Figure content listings

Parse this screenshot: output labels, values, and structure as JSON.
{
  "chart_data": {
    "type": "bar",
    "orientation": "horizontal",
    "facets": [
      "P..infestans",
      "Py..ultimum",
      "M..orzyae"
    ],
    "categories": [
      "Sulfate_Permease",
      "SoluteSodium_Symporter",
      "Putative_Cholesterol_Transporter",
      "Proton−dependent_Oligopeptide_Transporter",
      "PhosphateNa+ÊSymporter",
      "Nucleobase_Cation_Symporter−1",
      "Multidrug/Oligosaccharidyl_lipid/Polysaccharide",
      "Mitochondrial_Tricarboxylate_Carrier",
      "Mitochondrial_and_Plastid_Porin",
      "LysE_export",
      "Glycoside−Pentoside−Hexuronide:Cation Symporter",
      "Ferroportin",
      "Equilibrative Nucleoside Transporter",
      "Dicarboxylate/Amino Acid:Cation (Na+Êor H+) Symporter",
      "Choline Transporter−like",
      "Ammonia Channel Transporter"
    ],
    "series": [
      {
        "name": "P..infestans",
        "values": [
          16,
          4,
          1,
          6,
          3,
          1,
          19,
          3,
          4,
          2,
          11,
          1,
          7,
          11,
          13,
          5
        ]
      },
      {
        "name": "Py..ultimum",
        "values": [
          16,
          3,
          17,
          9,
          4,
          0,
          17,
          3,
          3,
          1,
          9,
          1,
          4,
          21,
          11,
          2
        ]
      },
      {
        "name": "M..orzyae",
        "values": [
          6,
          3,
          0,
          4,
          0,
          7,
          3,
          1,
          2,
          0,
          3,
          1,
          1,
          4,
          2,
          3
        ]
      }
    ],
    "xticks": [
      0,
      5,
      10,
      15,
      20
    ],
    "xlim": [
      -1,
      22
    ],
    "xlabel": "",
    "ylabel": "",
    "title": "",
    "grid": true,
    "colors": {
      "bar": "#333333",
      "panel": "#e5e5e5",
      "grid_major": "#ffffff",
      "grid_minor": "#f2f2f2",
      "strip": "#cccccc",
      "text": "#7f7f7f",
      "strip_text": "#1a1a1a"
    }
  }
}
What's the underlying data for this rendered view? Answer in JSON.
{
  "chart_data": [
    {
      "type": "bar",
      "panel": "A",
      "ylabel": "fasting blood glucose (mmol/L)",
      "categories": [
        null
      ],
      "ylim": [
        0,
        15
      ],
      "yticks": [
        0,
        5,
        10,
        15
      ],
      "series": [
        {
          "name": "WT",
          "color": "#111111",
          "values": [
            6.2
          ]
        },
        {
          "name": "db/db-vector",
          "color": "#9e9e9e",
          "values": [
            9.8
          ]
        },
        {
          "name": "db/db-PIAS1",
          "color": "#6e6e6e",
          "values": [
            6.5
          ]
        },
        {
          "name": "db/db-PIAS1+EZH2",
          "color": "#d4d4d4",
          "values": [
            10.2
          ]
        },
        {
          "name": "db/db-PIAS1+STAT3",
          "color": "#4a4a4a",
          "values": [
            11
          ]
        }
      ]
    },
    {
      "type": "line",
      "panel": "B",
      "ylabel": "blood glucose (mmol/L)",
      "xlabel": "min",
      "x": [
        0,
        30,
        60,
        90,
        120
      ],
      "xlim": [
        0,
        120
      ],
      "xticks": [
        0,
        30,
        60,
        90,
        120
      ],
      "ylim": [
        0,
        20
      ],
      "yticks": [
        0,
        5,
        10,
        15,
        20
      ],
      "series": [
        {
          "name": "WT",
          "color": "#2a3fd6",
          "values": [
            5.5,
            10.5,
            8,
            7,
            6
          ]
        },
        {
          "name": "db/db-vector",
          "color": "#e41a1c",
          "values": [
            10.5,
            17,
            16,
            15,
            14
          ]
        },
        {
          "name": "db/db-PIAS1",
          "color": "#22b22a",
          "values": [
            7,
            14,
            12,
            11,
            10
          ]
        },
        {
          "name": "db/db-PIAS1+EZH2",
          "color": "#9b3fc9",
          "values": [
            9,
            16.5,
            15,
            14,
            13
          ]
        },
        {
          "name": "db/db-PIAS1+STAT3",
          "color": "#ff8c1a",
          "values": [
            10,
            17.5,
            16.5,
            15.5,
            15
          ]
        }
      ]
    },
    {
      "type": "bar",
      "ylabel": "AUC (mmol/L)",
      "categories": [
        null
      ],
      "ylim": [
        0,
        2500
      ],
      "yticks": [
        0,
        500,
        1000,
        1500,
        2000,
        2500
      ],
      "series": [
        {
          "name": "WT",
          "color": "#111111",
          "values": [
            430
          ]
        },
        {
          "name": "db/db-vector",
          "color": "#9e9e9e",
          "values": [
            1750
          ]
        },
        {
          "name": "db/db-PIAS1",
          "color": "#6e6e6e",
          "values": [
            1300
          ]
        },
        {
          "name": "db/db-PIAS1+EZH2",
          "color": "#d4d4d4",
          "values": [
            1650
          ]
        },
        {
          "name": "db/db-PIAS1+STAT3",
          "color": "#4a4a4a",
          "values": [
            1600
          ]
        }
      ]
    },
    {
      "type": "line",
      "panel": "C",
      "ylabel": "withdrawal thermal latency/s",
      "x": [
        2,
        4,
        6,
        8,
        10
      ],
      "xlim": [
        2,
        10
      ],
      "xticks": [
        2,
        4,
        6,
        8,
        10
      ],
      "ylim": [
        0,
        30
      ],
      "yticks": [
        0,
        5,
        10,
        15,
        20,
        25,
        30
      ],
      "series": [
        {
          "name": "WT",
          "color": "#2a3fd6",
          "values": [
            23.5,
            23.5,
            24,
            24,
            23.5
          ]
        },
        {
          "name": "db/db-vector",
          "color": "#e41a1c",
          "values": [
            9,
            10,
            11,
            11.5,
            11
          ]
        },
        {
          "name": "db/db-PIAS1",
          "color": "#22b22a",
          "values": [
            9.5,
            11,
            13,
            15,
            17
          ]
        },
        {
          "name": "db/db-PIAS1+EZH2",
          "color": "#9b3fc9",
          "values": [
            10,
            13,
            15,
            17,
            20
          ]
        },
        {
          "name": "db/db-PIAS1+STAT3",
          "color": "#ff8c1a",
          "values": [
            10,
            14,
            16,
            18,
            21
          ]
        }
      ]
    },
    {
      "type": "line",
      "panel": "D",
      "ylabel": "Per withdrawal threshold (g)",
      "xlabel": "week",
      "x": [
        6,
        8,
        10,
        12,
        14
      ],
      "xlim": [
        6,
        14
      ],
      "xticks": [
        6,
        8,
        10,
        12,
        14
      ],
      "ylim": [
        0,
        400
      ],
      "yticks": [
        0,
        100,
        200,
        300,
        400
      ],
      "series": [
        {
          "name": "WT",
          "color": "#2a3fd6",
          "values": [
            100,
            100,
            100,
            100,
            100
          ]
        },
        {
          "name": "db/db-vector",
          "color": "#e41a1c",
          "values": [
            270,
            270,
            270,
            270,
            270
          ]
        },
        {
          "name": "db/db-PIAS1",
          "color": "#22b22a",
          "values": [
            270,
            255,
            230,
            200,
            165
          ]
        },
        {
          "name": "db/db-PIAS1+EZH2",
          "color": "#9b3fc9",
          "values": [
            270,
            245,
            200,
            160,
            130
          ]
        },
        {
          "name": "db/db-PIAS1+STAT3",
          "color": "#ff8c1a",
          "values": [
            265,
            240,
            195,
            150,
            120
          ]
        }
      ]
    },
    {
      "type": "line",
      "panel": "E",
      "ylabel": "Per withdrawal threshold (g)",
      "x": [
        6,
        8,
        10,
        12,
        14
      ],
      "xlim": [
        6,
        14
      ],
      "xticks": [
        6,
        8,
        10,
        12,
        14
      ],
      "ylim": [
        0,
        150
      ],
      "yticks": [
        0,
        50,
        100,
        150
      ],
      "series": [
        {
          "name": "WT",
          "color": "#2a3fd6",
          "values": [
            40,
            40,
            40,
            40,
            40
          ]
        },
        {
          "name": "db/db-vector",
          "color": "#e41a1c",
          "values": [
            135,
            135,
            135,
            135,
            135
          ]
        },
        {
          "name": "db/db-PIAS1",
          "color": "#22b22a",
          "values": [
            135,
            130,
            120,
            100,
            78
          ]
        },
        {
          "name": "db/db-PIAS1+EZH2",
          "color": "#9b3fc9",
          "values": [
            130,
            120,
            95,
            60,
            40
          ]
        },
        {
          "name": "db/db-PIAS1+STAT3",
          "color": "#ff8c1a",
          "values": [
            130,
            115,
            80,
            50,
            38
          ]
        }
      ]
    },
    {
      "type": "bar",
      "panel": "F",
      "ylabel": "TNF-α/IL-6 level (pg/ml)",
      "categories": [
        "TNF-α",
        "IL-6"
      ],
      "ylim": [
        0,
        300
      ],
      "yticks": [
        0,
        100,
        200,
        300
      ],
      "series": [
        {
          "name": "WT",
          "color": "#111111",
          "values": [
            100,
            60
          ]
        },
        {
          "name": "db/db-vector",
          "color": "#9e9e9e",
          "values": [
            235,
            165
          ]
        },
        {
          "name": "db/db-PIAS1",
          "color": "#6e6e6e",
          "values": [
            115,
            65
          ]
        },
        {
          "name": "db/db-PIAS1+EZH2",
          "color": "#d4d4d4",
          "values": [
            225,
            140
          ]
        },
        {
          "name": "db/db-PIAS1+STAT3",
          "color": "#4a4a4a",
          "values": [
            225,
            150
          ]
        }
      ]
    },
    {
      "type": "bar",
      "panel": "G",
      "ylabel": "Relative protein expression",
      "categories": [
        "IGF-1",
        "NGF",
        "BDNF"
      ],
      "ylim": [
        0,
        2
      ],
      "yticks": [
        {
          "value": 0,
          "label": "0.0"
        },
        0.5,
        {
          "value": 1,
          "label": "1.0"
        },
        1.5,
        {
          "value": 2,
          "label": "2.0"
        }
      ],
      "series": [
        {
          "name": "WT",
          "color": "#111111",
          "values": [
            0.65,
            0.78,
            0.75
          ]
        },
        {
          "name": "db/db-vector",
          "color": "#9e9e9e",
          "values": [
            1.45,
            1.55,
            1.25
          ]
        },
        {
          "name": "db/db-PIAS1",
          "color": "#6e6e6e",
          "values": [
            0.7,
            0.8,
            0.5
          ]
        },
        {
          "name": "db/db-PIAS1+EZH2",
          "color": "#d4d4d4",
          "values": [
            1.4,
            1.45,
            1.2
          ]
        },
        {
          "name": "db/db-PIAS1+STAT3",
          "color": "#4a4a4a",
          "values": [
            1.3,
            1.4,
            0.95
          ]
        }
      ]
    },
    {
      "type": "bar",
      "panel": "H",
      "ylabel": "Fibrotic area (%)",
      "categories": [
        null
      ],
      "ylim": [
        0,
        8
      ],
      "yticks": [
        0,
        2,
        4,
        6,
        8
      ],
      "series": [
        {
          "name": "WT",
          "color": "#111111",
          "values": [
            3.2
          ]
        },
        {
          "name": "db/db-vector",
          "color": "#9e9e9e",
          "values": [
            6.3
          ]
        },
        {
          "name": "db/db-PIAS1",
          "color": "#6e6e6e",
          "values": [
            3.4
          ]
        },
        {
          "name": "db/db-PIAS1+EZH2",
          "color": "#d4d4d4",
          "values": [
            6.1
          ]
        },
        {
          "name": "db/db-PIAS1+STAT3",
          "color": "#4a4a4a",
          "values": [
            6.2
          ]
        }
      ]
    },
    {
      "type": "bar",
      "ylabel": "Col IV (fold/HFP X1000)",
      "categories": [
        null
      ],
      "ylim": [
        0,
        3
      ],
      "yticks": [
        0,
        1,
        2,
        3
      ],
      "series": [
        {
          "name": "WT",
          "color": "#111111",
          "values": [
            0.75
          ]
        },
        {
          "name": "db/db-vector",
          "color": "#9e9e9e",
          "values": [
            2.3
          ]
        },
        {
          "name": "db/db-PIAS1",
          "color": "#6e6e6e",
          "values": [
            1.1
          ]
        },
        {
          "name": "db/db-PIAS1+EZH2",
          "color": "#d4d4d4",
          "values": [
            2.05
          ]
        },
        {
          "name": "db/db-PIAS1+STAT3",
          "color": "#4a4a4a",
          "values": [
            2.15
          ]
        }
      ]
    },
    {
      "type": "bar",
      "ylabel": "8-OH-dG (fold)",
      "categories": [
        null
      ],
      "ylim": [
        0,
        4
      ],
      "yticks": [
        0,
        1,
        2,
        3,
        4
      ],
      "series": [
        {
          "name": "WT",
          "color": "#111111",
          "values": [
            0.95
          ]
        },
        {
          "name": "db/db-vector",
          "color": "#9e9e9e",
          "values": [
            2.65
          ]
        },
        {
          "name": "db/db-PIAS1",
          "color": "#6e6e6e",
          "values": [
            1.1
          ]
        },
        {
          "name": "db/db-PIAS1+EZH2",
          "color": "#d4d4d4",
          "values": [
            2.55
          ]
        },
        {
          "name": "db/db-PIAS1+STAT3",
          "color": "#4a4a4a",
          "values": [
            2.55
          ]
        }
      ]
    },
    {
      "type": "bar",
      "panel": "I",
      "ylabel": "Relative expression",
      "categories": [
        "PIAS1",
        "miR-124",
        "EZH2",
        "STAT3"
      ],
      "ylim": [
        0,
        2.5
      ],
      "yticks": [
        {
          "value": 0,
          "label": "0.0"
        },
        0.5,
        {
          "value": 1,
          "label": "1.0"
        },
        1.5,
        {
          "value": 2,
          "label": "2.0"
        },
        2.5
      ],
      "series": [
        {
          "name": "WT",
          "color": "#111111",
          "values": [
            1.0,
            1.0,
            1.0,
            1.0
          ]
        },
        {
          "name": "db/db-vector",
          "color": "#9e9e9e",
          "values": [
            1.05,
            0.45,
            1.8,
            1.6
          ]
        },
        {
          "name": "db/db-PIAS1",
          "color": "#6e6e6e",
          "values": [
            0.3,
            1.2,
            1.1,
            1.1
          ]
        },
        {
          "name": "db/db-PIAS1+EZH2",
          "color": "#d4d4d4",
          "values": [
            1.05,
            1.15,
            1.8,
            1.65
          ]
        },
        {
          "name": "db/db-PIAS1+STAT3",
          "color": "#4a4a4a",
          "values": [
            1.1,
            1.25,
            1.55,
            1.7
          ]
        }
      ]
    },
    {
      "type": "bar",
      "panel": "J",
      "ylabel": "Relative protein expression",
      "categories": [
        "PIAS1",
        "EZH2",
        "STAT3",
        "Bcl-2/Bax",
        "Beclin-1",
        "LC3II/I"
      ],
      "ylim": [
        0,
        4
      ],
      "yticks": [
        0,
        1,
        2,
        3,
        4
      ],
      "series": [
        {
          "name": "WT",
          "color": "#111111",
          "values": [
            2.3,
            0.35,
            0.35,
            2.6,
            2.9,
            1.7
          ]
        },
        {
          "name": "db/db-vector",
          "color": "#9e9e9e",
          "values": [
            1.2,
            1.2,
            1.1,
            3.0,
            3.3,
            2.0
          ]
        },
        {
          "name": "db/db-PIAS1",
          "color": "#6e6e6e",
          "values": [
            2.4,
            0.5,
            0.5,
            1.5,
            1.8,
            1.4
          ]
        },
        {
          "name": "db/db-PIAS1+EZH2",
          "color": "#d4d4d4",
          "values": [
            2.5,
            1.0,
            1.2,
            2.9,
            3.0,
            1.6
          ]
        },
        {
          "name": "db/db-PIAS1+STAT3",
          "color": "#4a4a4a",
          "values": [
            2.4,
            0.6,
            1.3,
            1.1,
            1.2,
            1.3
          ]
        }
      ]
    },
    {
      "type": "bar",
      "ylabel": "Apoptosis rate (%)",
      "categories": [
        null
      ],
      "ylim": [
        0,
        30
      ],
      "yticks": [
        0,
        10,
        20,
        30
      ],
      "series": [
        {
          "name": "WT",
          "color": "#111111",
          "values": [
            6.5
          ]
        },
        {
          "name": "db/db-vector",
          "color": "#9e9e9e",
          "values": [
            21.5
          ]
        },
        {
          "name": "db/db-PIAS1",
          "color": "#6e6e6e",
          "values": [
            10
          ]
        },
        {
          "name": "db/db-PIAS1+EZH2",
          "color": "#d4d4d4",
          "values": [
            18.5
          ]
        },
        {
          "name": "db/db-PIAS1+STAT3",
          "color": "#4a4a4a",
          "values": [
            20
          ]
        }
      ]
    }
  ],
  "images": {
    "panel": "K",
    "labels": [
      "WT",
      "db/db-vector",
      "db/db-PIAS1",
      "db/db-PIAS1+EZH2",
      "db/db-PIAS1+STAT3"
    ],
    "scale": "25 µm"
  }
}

Task directions
The lines that mention the word "panel" should be pulled from the records above.

Solution below
      "panel": "#e5e5e5",
      "panel": "A",
      "panel": "B",
      "panel": "C",
      "panel": "D",
      "panel": "E",
      "panel": "F",
      "panel": "G",
      "panel": "H",
      "panel": "I",
      "panel": "J",
    "panel": "K",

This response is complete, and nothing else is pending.